Description of the task: Only the pictures stay out; every record is to be quoted exactly.
** start of Entries shown **
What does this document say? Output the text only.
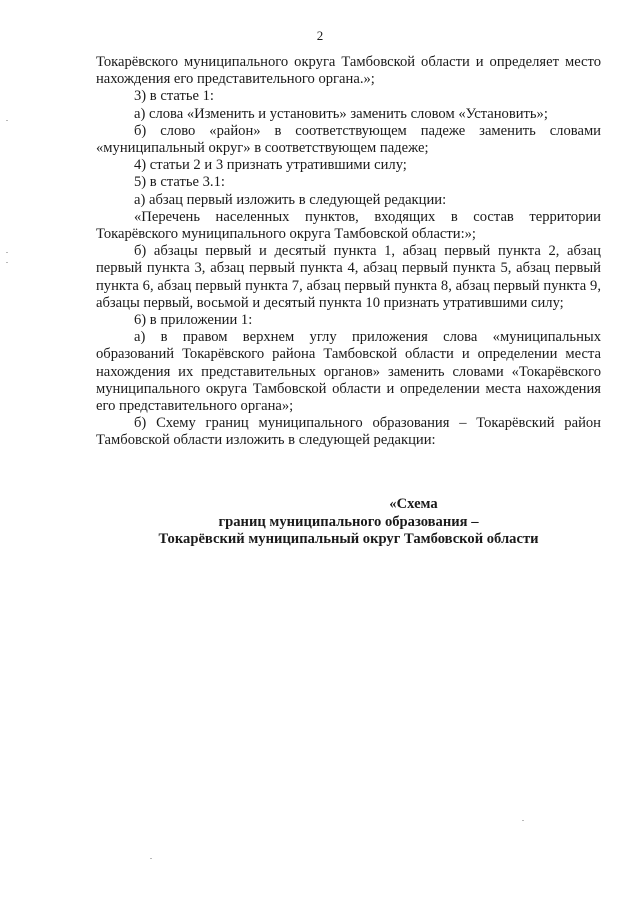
2

Токарёвского муниципального округа Тамбовской области и определяет место нахождения его представительного органа.»;

3) в статье 1:

а) слова «Изменить и установить» заменить словом «Установить»;

б) слово «район» в соответствующем падеже заменить словами «муниципальный округ» в соответствующем падеже;

4) статьи 2 и 3 признать утратившими силу;

5) в статье 3.1:

а) абзац первый изложить в следующей редакции:

«Перечень населенных пунктов, входящих в состав территории Токарёвского муниципального округа Тамбовской области:»;

б) абзацы первый и десятый пункта 1, абзац первый пункта 2, абзац первый пункта 3, абзац первый пункта 4, абзац первый пункта 5, абзац первый пункта 6, абзац первый пункта 7, абзац первый пункта 8, абзац первый пункта 9, абзацы первый, восьмой и десятый пункта 10 признать утратившими силу;

6) в приложении 1:

а) в правом верхнем углу приложения слова «муниципальных образований Токарёвского района Тамбовской области и определении места нахождения их представительных органов» заменить словами «Токарёвского муниципального округа Тамбовской области и определении места нахождения его представительного органа»;

б) Схему границ муниципального образования – Токарёвский район Тамбовской области изложить в следующей редакции:

«Схема
границ муниципального образования –
Токарёвский муниципальный округ Тамбовской области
** end of Entries shown **
Full solution:
What does this document say? Output the text only.
2

Токарёвского муниципального округа Тамбовской области и определяет место нахождения его представительного органа.»;

3) в статье 1:

а) слова «Изменить и установить» заменить словом «Установить»;

б) слово «район» в соответствующем падеже заменить словами «муниципальный округ» в соответствующем падеже;

4) статьи 2 и 3 признать утратившими силу;

5) в статье 3.1:

а) абзац первый изложить в следующей редакции:

«Перечень населенных пунктов, входящих в состав территории Токарёвского муниципального округа Тамбовской области:»;

б) абзацы первый и десятый пункта 1, абзац первый пункта 2, абзац первый пункта 3, абзац первый пункта 4, абзац первый пункта 5, абзац первый пункта 6, абзац первый пункта 7, абзац первый пункта 8, абзац первый пункта 9, абзацы первый, восьмой и десятый пункта 10 признать утратившими силу;

6) в приложении 1:

а) в правом верхнем углу приложения слова «муниципальных образований Токарёвского района Тамбовской области и определении места нахождения их представительных органов» заменить словами «Токарёвского муниципального округа Тамбовской области и определении места нахождения его представительного органа»;

б) Схему границ муниципального образования – Токарёвский район Тамбовской области изложить в следующей редакции:

«Схема
границ муниципального образования –
Токарёвский муниципальный округ Тамбовской области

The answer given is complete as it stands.